:: Exercise ::
Filter the listing below, copying every line in which the word "области" appears.

+++ Entries provided

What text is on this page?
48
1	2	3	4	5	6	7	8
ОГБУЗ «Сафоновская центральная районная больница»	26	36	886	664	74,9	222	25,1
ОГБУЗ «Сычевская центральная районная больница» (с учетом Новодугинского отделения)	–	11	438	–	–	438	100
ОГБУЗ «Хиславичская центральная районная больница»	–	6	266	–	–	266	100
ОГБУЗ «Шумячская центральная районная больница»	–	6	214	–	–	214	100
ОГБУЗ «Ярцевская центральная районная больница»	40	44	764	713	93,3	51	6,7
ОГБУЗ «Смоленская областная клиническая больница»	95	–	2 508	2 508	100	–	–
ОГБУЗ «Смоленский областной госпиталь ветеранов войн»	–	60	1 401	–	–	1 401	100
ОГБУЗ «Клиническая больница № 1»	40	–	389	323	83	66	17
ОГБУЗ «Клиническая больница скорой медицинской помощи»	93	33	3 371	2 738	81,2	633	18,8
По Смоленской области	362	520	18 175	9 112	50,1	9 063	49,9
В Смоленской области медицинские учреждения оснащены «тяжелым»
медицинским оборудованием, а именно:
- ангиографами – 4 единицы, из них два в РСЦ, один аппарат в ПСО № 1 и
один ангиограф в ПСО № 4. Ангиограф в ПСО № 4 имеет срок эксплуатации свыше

++++++

:: Final answer ::
По Смоленской области	362	520	18 175	9 112	50,1	9 063	49,9
В Смоленской области медицинские учреждения оснащены «тяжелым»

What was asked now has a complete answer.